-- Data start --

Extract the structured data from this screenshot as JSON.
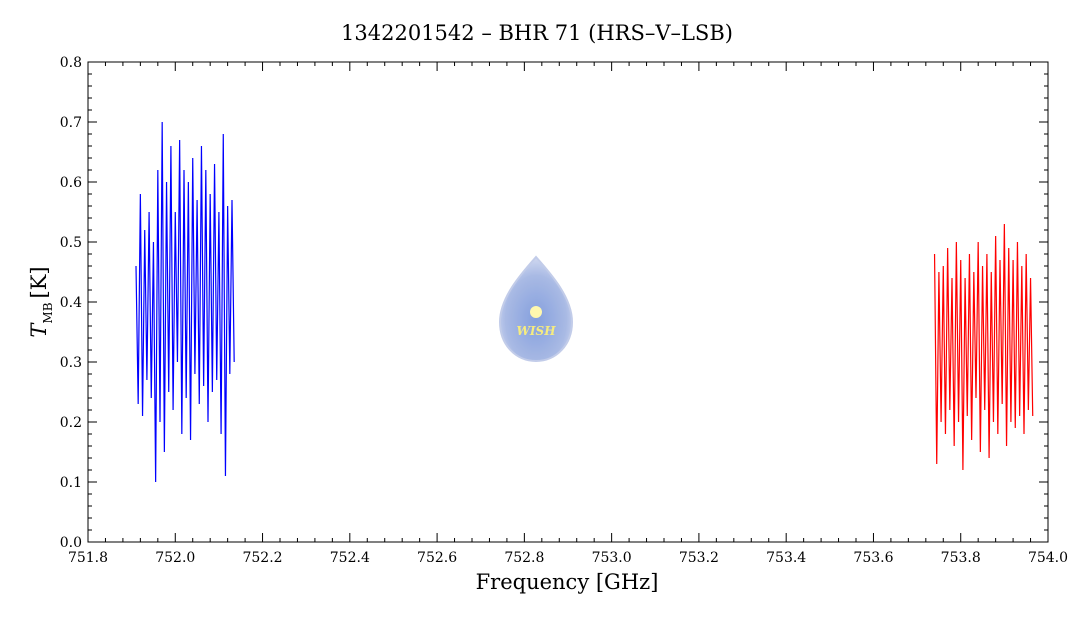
{
  "chart_data": {
    "type": "line",
    "title": "1342201542 – BHR 71 (HRS–V–LSB)",
    "x_label": "Frequency [GHz]",
    "y_label_main": "T",
    "y_label_sub": "MB",
    "y_label_unit": "[K]",
    "watermark": "WISH",
    "xlim": [
      751.8,
      754.0
    ],
    "ylim": [
      0,
      0.8
    ],
    "xticks": [
      751.8,
      {
        "value": 752,
        "label": "752.0"
      },
      752.2,
      752.4,
      752.6,
      752.8,
      {
        "value": 753,
        "label": "753.0"
      },
      753.2,
      753.4,
      753.6,
      753.8,
      {
        "value": 754,
        "label": "754.0"
      }
    ],
    "yticks": [
      {
        "value": 0,
        "label": "0.0"
      },
      0.1,
      0.2,
      0.3,
      0.4,
      0.5,
      0.6,
      0.7,
      0.8
    ],
    "series": [
      {
        "color": "#0000ff",
        "x": [
          751.91,
          751.915,
          751.92,
          751.925,
          751.93,
          751.935,
          751.94,
          751.945,
          751.95,
          751.955,
          751.96,
          751.965,
          751.97,
          751.975,
          751.98,
          751.985,
          751.99,
          751.995,
          752,
          752.005,
          752.01,
          752.015,
          752.02,
          752.025,
          752.03,
          752.035,
          752.04,
          752.045,
          752.05,
          752.055,
          752.06,
          752.065,
          752.07,
          752.075,
          752.08,
          752.085,
          752.09,
          752.095,
          752.1,
          752.105,
          752.11,
          752.115,
          752.12,
          752.125,
          752.13,
          752.135
        ],
        "values": [
          0.46,
          0.23,
          0.58,
          0.21,
          0.52,
          0.27,
          0.55,
          0.24,
          0.5,
          0.1,
          0.62,
          0.2,
          0.7,
          0.15,
          0.6,
          0.25,
          0.66,
          0.22,
          0.55,
          0.3,
          0.67,
          0.18,
          0.62,
          0.24,
          0.6,
          0.17,
          0.64,
          0.28,
          0.57,
          0.23,
          0.66,
          0.26,
          0.62,
          0.2,
          0.58,
          0.25,
          0.63,
          0.27,
          0.55,
          0.18,
          0.68,
          0.11,
          0.56,
          0.28,
          0.57,
          0.3
        ]
      },
      {
        "color": "#ff0000",
        "x": [
          753.74,
          753.745,
          753.75,
          753.755,
          753.76,
          753.765,
          753.77,
          753.775,
          753.78,
          753.785,
          753.79,
          753.795,
          753.8,
          753.805,
          753.81,
          753.815,
          753.82,
          753.825,
          753.83,
          753.835,
          753.84,
          753.845,
          753.85,
          753.855,
          753.86,
          753.865,
          753.87,
          753.875,
          753.88,
          753.885,
          753.89,
          753.895,
          753.9,
          753.905,
          753.91,
          753.915,
          753.92,
          753.925,
          753.93,
          753.935,
          753.94,
          753.945,
          753.95,
          753.955,
          753.96,
          753.965
        ],
        "values": [
          0.48,
          0.13,
          0.45,
          0.2,
          0.46,
          0.18,
          0.49,
          0.22,
          0.44,
          0.16,
          0.5,
          0.2,
          0.47,
          0.12,
          0.44,
          0.21,
          0.48,
          0.17,
          0.45,
          0.24,
          0.5,
          0.15,
          0.46,
          0.22,
          0.48,
          0.14,
          0.45,
          0.2,
          0.51,
          0.18,
          0.47,
          0.23,
          0.53,
          0.16,
          0.49,
          0.2,
          0.47,
          0.19,
          0.5,
          0.21,
          0.46,
          0.18,
          0.48,
          0.22,
          0.44,
          0.21
        ]
      }
    ]
  }
}
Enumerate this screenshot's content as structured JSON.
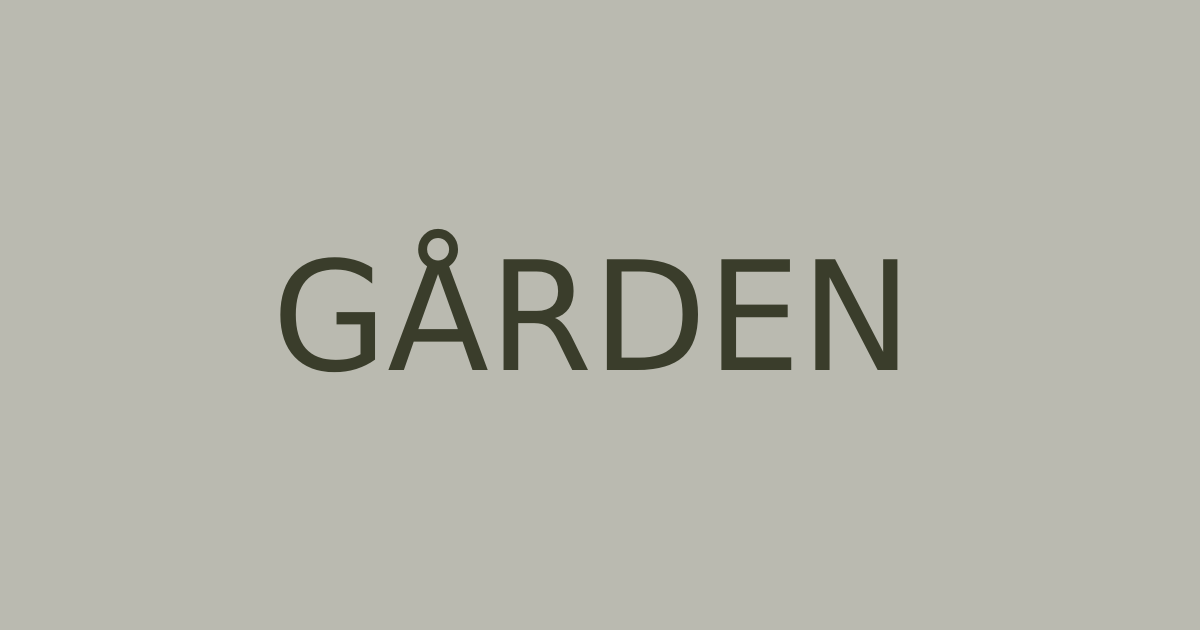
{
  "logo": {
    "text": "GÅRDEN"
  }
}
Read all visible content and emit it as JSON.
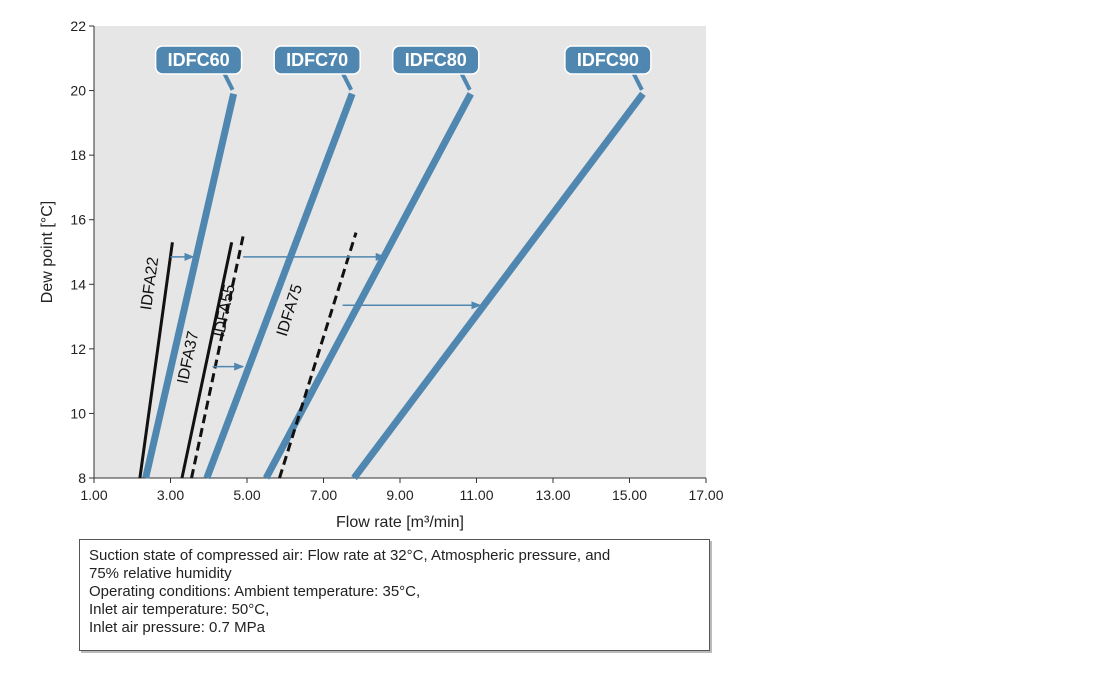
{
  "chart_data": {
    "type": "line",
    "xlabel": "Flow rate [m³/min]",
    "ylabel": "Dew point [°C]",
    "xlim": [
      1.0,
      17.0
    ],
    "ylim": [
      8,
      22
    ],
    "x_ticks": [
      "1.00",
      "3.00",
      "5.00",
      "7.00",
      "9.00",
      "11.00",
      "13.00",
      "15.00",
      "17.00"
    ],
    "y_ticks": [
      "8",
      "10",
      "12",
      "14",
      "16",
      "18",
      "20",
      "22"
    ],
    "grid": false,
    "plot_background": "#e6e6e6",
    "series": [
      {
        "name": "IDFC60",
        "style": "thick-blue",
        "color": "#4f87b0",
        "points": [
          [
            2.35,
            8.0
          ],
          [
            4.65,
            19.9
          ]
        ]
      },
      {
        "name": "IDFC70",
        "style": "thick-blue",
        "color": "#4f87b0",
        "points": [
          [
            3.95,
            8.0
          ],
          [
            7.75,
            19.9
          ]
        ]
      },
      {
        "name": "IDFC80",
        "style": "thick-blue",
        "color": "#4f87b0",
        "points": [
          [
            5.5,
            8.0
          ],
          [
            10.85,
            19.9
          ]
        ]
      },
      {
        "name": "IDFC90",
        "style": "thick-blue",
        "color": "#4f87b0",
        "points": [
          [
            7.8,
            8.0
          ],
          [
            15.35,
            19.9
          ]
        ]
      },
      {
        "name": "IDFA22",
        "style": "solid-black",
        "color": "#111111",
        "points": [
          [
            2.2,
            8.0
          ],
          [
            3.05,
            15.3
          ]
        ]
      },
      {
        "name": "IDFA37",
        "style": "solid-black",
        "color": "#111111",
        "points": [
          [
            3.3,
            8.0
          ],
          [
            4.6,
            15.3
          ]
        ]
      },
      {
        "name": "IDFA55",
        "style": "dashed-black",
        "color": "#111111",
        "points": [
          [
            3.55,
            8.0
          ],
          [
            4.9,
            15.5
          ]
        ]
      },
      {
        "name": "IDFA75",
        "style": "dashed-black",
        "color": "#111111",
        "points": [
          [
            5.85,
            8.0
          ],
          [
            7.85,
            15.6
          ]
        ]
      }
    ],
    "arrows": [
      {
        "from": [
          3.0,
          14.85
        ],
        "to": [
          3.6,
          14.85
        ]
      },
      {
        "from": [
          4.9,
          14.85
        ],
        "to": [
          8.6,
          14.85
        ]
      },
      {
        "from": [
          4.1,
          11.45
        ],
        "to": [
          4.9,
          11.45
        ]
      },
      {
        "from": [
          7.5,
          13.35
        ],
        "to": [
          11.1,
          13.35
        ]
      }
    ],
    "arrow_color": "#4f87b0"
  },
  "notes": {
    "line1": "Suction state of compressed air: Flow rate at 32°C, Atmospheric pressure, and",
    "line2": "75% relative humidity",
    "line3": "Operating conditions: Ambient temperature: 35°C,",
    "line4": "Inlet air temperature: 50°C,",
    "line5": "Inlet air pressure: 0.7 MPa"
  }
}
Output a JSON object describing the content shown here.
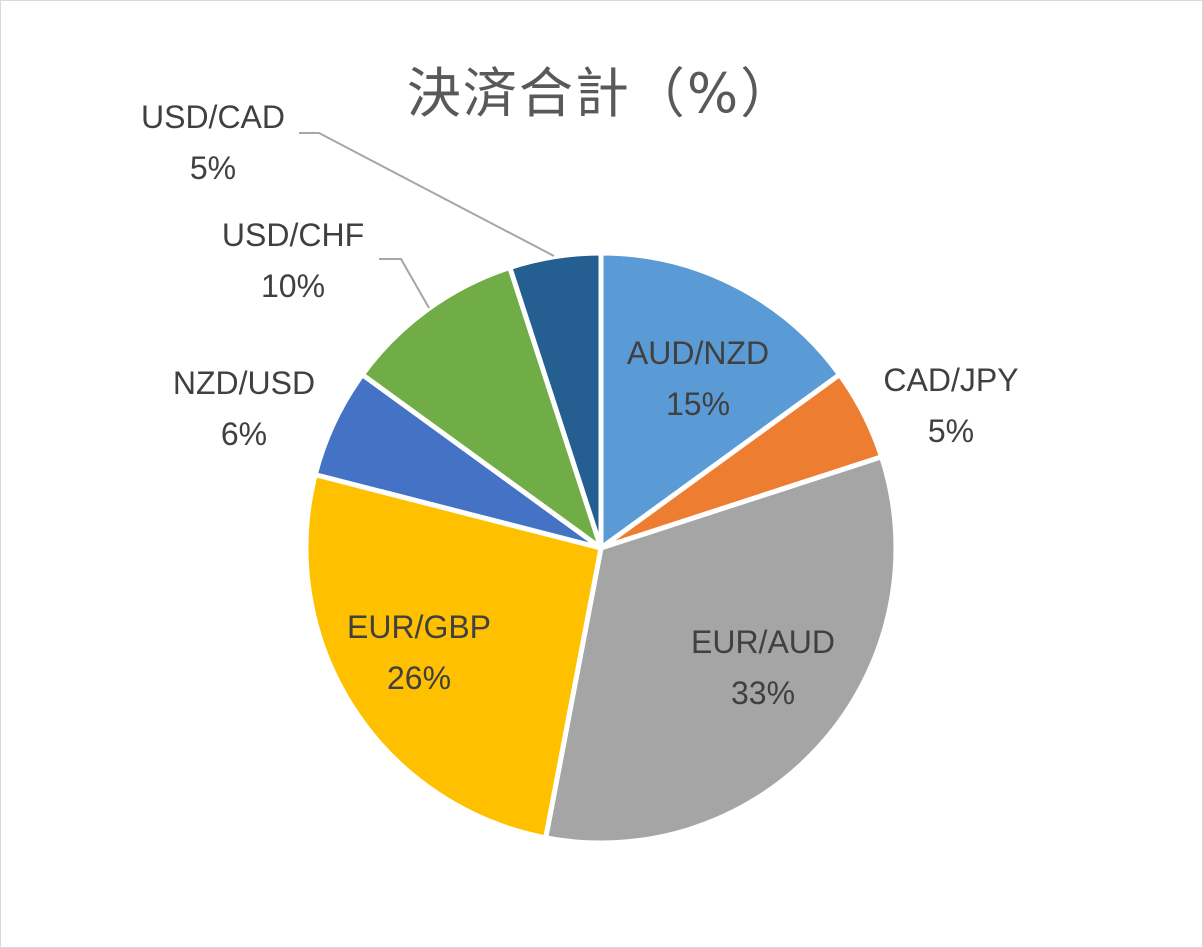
{
  "chart_data": {
    "type": "pie",
    "title": "決済合計（%）",
    "start_angle_deg": 0,
    "direction": "clockwise",
    "slices": [
      {
        "label": "AUD/NZD",
        "value": 15,
        "display": "15%",
        "color": "#5b9bd5",
        "label_position": "inside"
      },
      {
        "label": "CAD/JPY",
        "value": 5,
        "display": "5%",
        "color": "#ed7d31",
        "label_position": "outside"
      },
      {
        "label": "EUR/AUD",
        "value": 33,
        "display": "33%",
        "color": "#a5a5a5",
        "label_position": "inside"
      },
      {
        "label": "EUR/GBP",
        "value": 26,
        "display": "26%",
        "color": "#ffc000",
        "label_position": "inside"
      },
      {
        "label": "NZD/USD",
        "value": 6,
        "display": "6%",
        "color": "#4472c4",
        "label_position": "outside"
      },
      {
        "label": "USD/CHF",
        "value": 10,
        "display": "10%",
        "color": "#70ad47",
        "label_position": "outside"
      },
      {
        "label": "USD/CAD",
        "value": 5,
        "display": "5%",
        "color": "#255e91",
        "label_position": "outside"
      }
    ]
  }
}
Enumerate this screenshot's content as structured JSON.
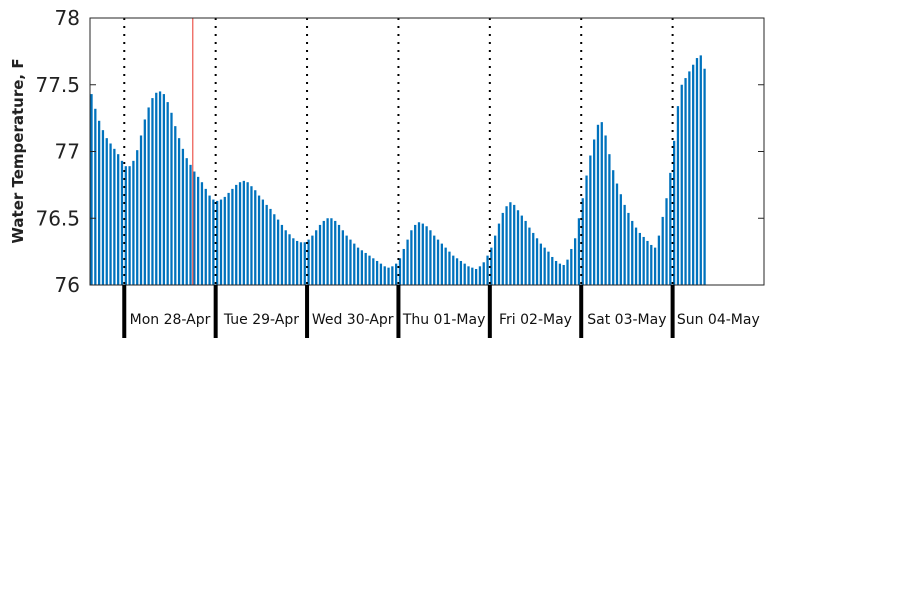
{
  "chart_data": {
    "type": "bar",
    "title": "",
    "xlabel": "",
    "ylabel": "Water Temperature, F",
    "ylim": [
      76,
      78
    ],
    "yticks": [
      "76",
      "76.5",
      "77",
      "77.5",
      "78"
    ],
    "grid": false,
    "colors": {
      "bars": "#0072bd",
      "day_boundary": "#000000",
      "marker": "#e8342a"
    },
    "days": [
      "Mon 28-Apr",
      "Tue 29-Apr",
      "Wed 30-Apr",
      "Thu 01-May",
      "Fri 02-May",
      "Sat 03-May",
      "Sun 04-May"
    ],
    "x_start": "2025-04-27 15:00",
    "x_end": "2025-05-05 00:00",
    "interval_hours": 1,
    "marker_time": "2025-04-28 18:00",
    "values": [
      77.43,
      77.32,
      77.23,
      77.16,
      77.1,
      77.06,
      77.02,
      76.98,
      76.93,
      76.89,
      76.89,
      76.93,
      77.01,
      77.12,
      77.24,
      77.33,
      77.4,
      77.44,
      77.45,
      77.43,
      77.37,
      77.29,
      77.19,
      77.1,
      77.02,
      76.95,
      76.9,
      76.85,
      76.81,
      76.77,
      76.72,
      76.67,
      76.64,
      76.63,
      76.64,
      76.66,
      76.69,
      76.72,
      76.75,
      76.77,
      76.78,
      76.77,
      76.74,
      76.71,
      76.67,
      76.64,
      76.6,
      76.57,
      76.53,
      76.49,
      76.45,
      76.41,
      76.38,
      76.35,
      76.33,
      76.32,
      76.32,
      76.34,
      76.37,
      76.41,
      76.45,
      76.48,
      76.5,
      76.5,
      76.48,
      76.45,
      76.41,
      76.37,
      76.34,
      76.31,
      76.28,
      76.26,
      76.24,
      76.22,
      76.2,
      76.18,
      76.16,
      76.14,
      76.13,
      76.14,
      76.16,
      76.2,
      76.27,
      76.34,
      76.41,
      76.45,
      76.47,
      76.46,
      76.44,
      76.41,
      76.37,
      76.34,
      76.31,
      76.28,
      76.25,
      76.22,
      76.2,
      76.18,
      76.16,
      76.14,
      76.13,
      76.12,
      76.14,
      76.17,
      76.22,
      76.28,
      76.37,
      76.46,
      76.54,
      76.59,
      76.62,
      76.6,
      76.56,
      76.52,
      76.48,
      76.43,
      76.39,
      76.35,
      76.31,
      76.28,
      76.25,
      76.21,
      76.18,
      76.16,
      76.15,
      76.19,
      76.27,
      76.35,
      76.5,
      76.65,
      76.82,
      76.97,
      77.09,
      77.2,
      77.22,
      77.12,
      76.98,
      76.86,
      76.76,
      76.68,
      76.6,
      76.54,
      76.48,
      76.43,
      76.39,
      76.36,
      76.33,
      76.3,
      76.28,
      76.37,
      76.51,
      76.65,
      76.84,
      77.08,
      77.34,
      77.5,
      77.55,
      77.6,
      77.65,
      77.7,
      77.72,
      77.62
    ]
  }
}
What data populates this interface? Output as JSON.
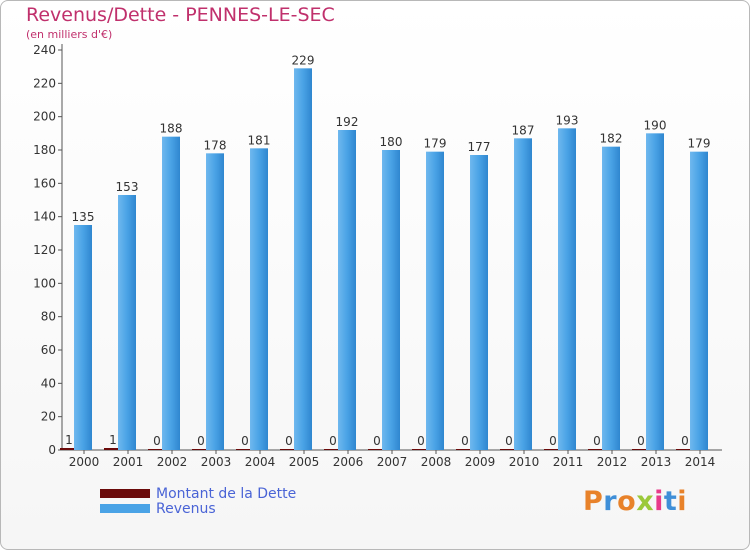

-- Data end --

▶ **What the task asks**:
Whenever "Inlet" turns up in a line, pick that line out.

▶ **Answer to the problem**:
    "line4": "Inlet air temperature: 50°C,",
    "line5": "Inlet air pressure: 0.7 MPa"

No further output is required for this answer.